(A block of data)

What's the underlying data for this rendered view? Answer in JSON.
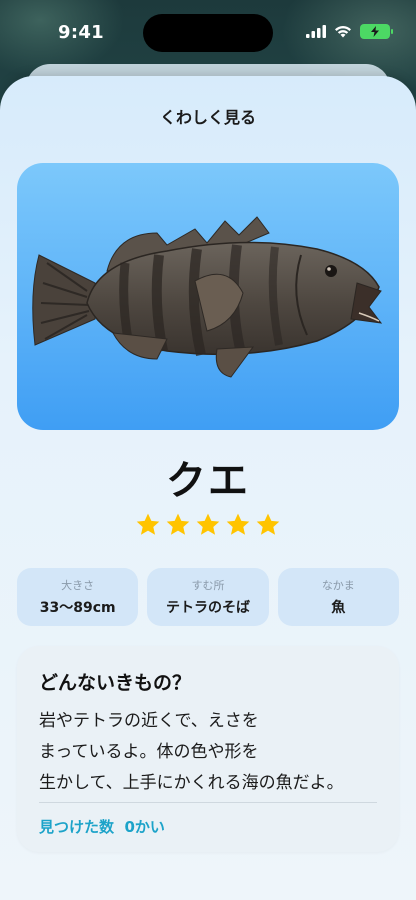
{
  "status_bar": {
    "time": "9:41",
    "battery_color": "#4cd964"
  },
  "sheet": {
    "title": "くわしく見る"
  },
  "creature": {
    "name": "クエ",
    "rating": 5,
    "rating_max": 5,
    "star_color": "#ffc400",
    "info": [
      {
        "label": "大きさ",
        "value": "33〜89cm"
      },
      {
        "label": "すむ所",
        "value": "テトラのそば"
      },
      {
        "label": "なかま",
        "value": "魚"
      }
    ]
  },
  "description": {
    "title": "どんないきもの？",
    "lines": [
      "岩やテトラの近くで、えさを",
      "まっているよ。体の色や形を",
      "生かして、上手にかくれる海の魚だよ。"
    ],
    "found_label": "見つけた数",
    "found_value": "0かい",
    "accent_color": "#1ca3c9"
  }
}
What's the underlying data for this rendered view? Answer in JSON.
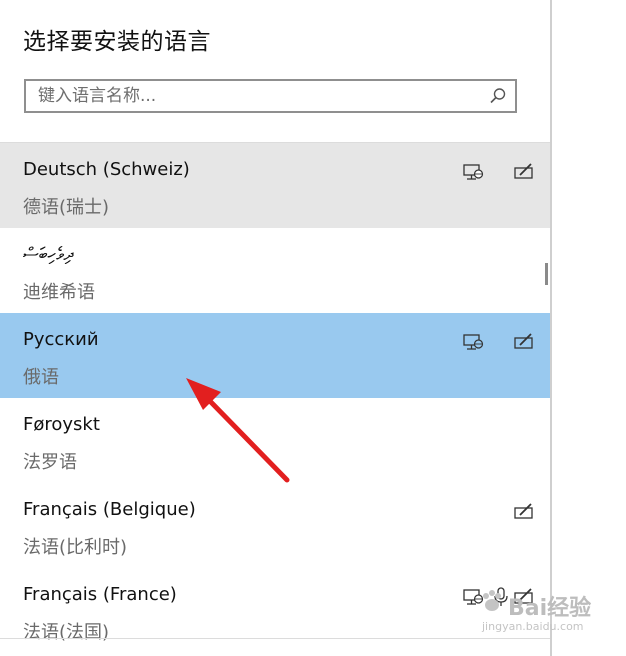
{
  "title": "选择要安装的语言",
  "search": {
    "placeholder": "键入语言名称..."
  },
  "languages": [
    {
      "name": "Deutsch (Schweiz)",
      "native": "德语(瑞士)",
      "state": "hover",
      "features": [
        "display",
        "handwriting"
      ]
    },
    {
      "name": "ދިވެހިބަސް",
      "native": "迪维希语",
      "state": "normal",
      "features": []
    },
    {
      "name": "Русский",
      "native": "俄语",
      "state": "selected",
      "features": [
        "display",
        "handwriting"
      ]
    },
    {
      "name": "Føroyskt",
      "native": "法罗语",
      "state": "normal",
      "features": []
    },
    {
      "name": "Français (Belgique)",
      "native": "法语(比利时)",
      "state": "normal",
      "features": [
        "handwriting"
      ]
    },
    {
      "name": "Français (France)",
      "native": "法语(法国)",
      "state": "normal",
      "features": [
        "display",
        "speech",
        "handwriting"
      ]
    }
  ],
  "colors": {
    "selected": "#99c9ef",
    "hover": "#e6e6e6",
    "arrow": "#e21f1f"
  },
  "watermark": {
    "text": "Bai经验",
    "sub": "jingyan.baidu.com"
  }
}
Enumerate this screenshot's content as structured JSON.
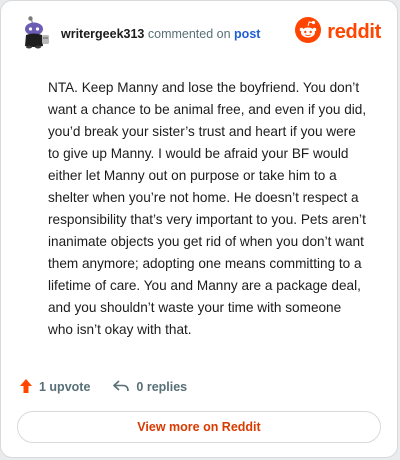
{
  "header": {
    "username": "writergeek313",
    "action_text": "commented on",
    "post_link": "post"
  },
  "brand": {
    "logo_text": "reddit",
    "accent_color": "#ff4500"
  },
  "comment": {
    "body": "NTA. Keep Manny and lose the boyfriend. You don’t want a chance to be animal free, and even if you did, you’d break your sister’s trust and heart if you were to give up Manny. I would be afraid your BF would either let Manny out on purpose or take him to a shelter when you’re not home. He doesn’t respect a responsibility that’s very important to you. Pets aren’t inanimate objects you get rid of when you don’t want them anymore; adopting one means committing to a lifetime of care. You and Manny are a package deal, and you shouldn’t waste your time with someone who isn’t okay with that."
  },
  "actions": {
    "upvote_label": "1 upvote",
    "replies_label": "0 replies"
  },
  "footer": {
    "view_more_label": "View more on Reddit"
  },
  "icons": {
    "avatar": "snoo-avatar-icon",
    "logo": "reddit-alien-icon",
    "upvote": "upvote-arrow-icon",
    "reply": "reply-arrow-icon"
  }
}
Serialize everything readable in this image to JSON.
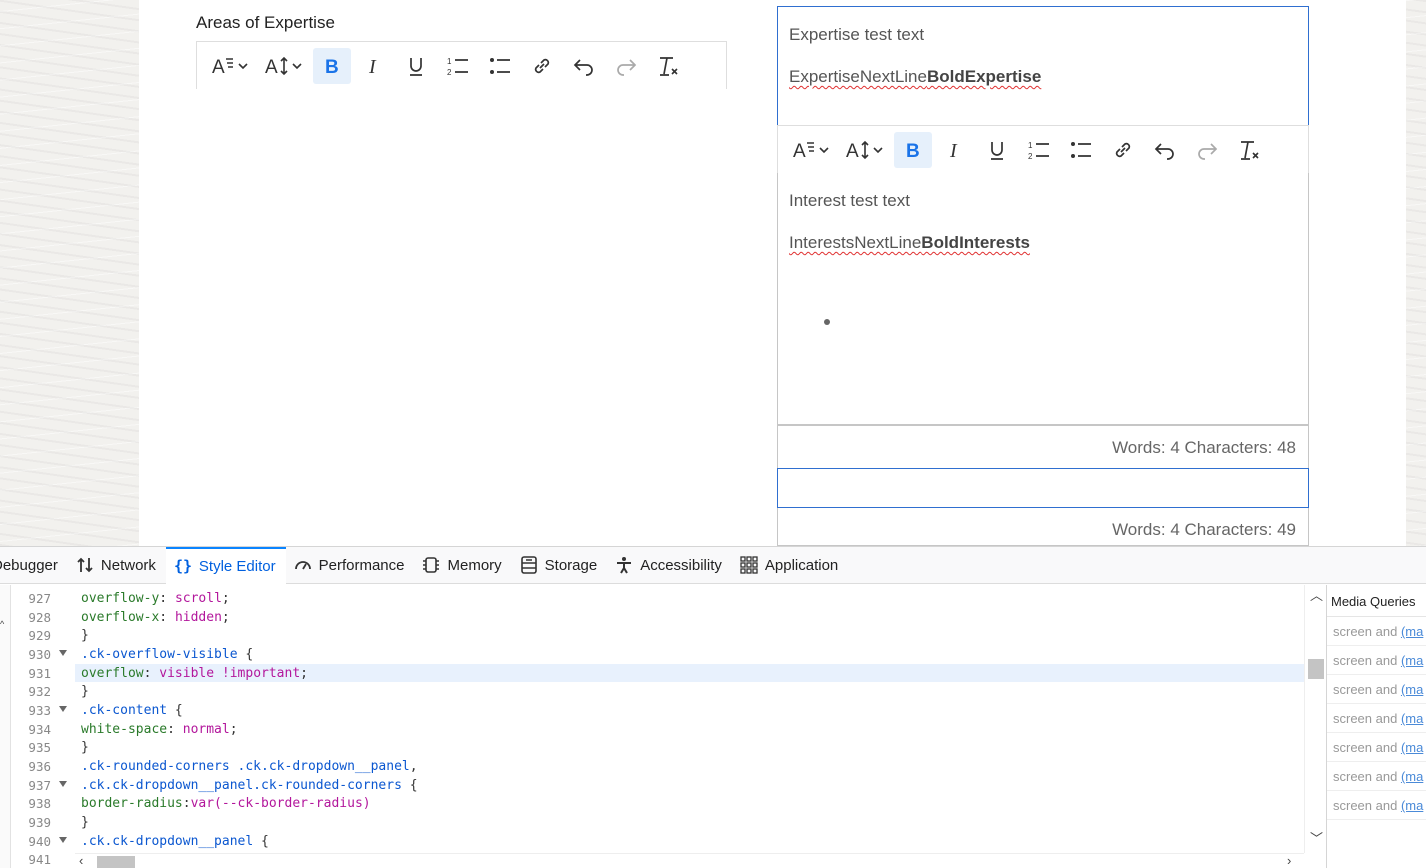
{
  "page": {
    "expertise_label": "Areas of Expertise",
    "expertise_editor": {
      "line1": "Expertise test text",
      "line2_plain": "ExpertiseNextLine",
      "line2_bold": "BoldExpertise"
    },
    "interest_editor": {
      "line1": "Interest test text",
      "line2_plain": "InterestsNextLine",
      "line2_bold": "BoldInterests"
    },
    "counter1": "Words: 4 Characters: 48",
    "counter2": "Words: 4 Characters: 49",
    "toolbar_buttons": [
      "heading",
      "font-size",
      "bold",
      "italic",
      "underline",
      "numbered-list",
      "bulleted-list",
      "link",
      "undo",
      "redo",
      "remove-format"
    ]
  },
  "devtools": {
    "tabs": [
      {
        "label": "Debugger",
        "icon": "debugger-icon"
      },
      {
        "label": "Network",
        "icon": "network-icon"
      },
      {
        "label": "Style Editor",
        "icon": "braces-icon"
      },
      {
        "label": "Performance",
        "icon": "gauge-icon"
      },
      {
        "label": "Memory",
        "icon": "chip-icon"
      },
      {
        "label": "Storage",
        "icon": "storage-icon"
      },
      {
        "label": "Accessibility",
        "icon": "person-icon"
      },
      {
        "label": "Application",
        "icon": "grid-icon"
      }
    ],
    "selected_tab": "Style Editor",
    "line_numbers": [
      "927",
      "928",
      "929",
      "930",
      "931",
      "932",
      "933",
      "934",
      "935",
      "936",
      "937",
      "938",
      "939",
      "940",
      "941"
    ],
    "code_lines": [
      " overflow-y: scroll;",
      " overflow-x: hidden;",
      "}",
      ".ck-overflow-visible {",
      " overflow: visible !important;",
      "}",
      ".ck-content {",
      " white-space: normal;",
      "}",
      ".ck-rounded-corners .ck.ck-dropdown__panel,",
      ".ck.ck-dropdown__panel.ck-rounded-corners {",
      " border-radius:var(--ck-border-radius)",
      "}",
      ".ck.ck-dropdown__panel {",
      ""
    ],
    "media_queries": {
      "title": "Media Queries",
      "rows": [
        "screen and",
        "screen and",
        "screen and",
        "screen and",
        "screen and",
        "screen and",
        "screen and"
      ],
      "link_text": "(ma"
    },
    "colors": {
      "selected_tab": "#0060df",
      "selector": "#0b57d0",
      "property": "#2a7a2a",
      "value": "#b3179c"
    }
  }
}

- [Stated exercise] Reproduce every record above exactly, omitting the pictures.

- [Right answer]
What's the underlying data for this rendered view? Answer in JSON.
{
  "status_bar": {
    "time": "9:41",
    "battery_color": "#4cd964"
  },
  "sheet": {
    "title": "くわしく見る"
  },
  "creature": {
    "name": "クエ",
    "rating": 5,
    "rating_max": 5,
    "star_color": "#ffc400",
    "info": [
      {
        "label": "大きさ",
        "value": "33〜89cm"
      },
      {
        "label": "すむ所",
        "value": "テトラのそば"
      },
      {
        "label": "なかま",
        "value": "魚"
      }
    ]
  },
  "description": {
    "title": "どんないきもの？",
    "lines": [
      "岩やテトラの近くで、えさを",
      "まっているよ。体の色や形を",
      "生かして、上手にかくれる海の魚だよ。"
    ],
    "found_label": "見つけた数",
    "found_value": "0かい",
    "accent_color": "#1ca3c9"
  }
}
What's the underlying data for this rendered view? Answer in JSON.
{
  "title": "选择要安装的语言",
  "search": {
    "placeholder": "键入语言名称..."
  },
  "languages": [
    {
      "name": "Deutsch (Schweiz)",
      "native": "德语(瑞士)",
      "state": "hover",
      "features": [
        "display",
        "handwriting"
      ]
    },
    {
      "name": "ދިވެހިބަސް",
      "native": "迪维希语",
      "state": "normal",
      "features": []
    },
    {
      "name": "Русский",
      "native": "俄语",
      "state": "selected",
      "features": [
        "display",
        "handwriting"
      ]
    },
    {
      "name": "Føroyskt",
      "native": "法罗语",
      "state": "normal",
      "features": []
    },
    {
      "name": "Français (Belgique)",
      "native": "法语(比利时)",
      "state": "normal",
      "features": [
        "handwriting"
      ]
    },
    {
      "name": "Français (France)",
      "native": "法语(法国)",
      "state": "normal",
      "features": [
        "display",
        "speech",
        "handwriting"
      ]
    }
  ],
  "colors": {
    "selected": "#99c9ef",
    "hover": "#e6e6e6",
    "arrow": "#e21f1f"
  },
  "watermark": {
    "text": "Bai经验",
    "sub": "jingyan.baidu.com"
  }
}
Enumerate this screenshot's content as structured JSON.
{
  "header": {
    "username": "writergeek313",
    "action_text": "commented on",
    "post_link": "post"
  },
  "brand": {
    "logo_text": "reddit",
    "accent_color": "#ff4500"
  },
  "comment": {
    "body": "NTA. Keep Manny and lose the boyfriend. You don’t want a chance to be animal free, and even if you did, you’d break your sister’s trust and heart if you were to give up Manny. I would be afraid your BF would either let Manny out on purpose or take him to a shelter when you’re not home. He doesn’t respect a responsibility that’s very important to you. Pets aren’t inanimate objects you get rid of when you don’t want them anymore; adopting one means committing to a lifetime of care. You and Manny are a package deal, and you shouldn’t waste your time with someone who isn’t okay with that."
  },
  "actions": {
    "upvote_label": "1 upvote",
    "replies_label": "0 replies"
  },
  "footer": {
    "view_more_label": "View more on Reddit"
  },
  "icons": {
    "avatar": "snoo-avatar-icon",
    "logo": "reddit-alien-icon",
    "upvote": "upvote-arrow-icon",
    "reply": "reply-arrow-icon"
  }
}
Serialize everything readable in this image to JSON.
{
  "page": {
    "expertise_label": "Areas of Expertise",
    "expertise_editor": {
      "line1": "Expertise test text",
      "line2_plain": "ExpertiseNextLine",
      "line2_bold": "BoldExpertise"
    },
    "interest_editor": {
      "line1": "Interest test text",
      "line2_plain": "InterestsNextLine",
      "line2_bold": "BoldInterests"
    },
    "counter1": "Words: 4 Characters: 48",
    "counter2": "Words: 4 Characters: 49",
    "toolbar_buttons": [
      "heading",
      "font-size",
      "bold",
      "italic",
      "underline",
      "numbered-list",
      "bulleted-list",
      "link",
      "undo",
      "redo",
      "remove-format"
    ]
  },
  "devtools": {
    "tabs": [
      {
        "label": "Debugger",
        "icon": "debugger-icon"
      },
      {
        "label": "Network",
        "icon": "network-icon"
      },
      {
        "label": "Style Editor",
        "icon": "braces-icon"
      },
      {
        "label": "Performance",
        "icon": "gauge-icon"
      },
      {
        "label": "Memory",
        "icon": "chip-icon"
      },
      {
        "label": "Storage",
        "icon": "storage-icon"
      },
      {
        "label": "Accessibility",
        "icon": "person-icon"
      },
      {
        "label": "Application",
        "icon": "grid-icon"
      }
    ],
    "selected_tab": "Style Editor",
    "line_numbers": [
      "927",
      "928",
      "929",
      "930",
      "931",
      "932",
      "933",
      "934",
      "935",
      "936",
      "937",
      "938",
      "939",
      "940",
      "941"
    ],
    "code_lines": [
      " overflow-y: scroll;",
      " overflow-x: hidden;",
      "}",
      ".ck-overflow-visible {",
      " overflow: visible !important;",
      "}",
      ".ck-content {",
      " white-space: normal;",
      "}",
      ".ck-rounded-corners .ck.ck-dropdown__panel,",
      ".ck.ck-dropdown__panel.ck-rounded-corners {",
      " border-radius:var(--ck-border-radius)",
      "}",
      ".ck.ck-dropdown__panel {",
      ""
    ],
    "media_queries": {
      "title": "Media Queries",
      "rows": [
        "screen and",
        "screen and",
        "screen and",
        "screen and",
        "screen and",
        "screen and",
        "screen and"
      ],
      "link_text": "(ma"
    },
    "colors": {
      "selected_tab": "#0060df",
      "selector": "#0b57d0",
      "property": "#2a7a2a",
      "value": "#b3179c"
    }
  }
}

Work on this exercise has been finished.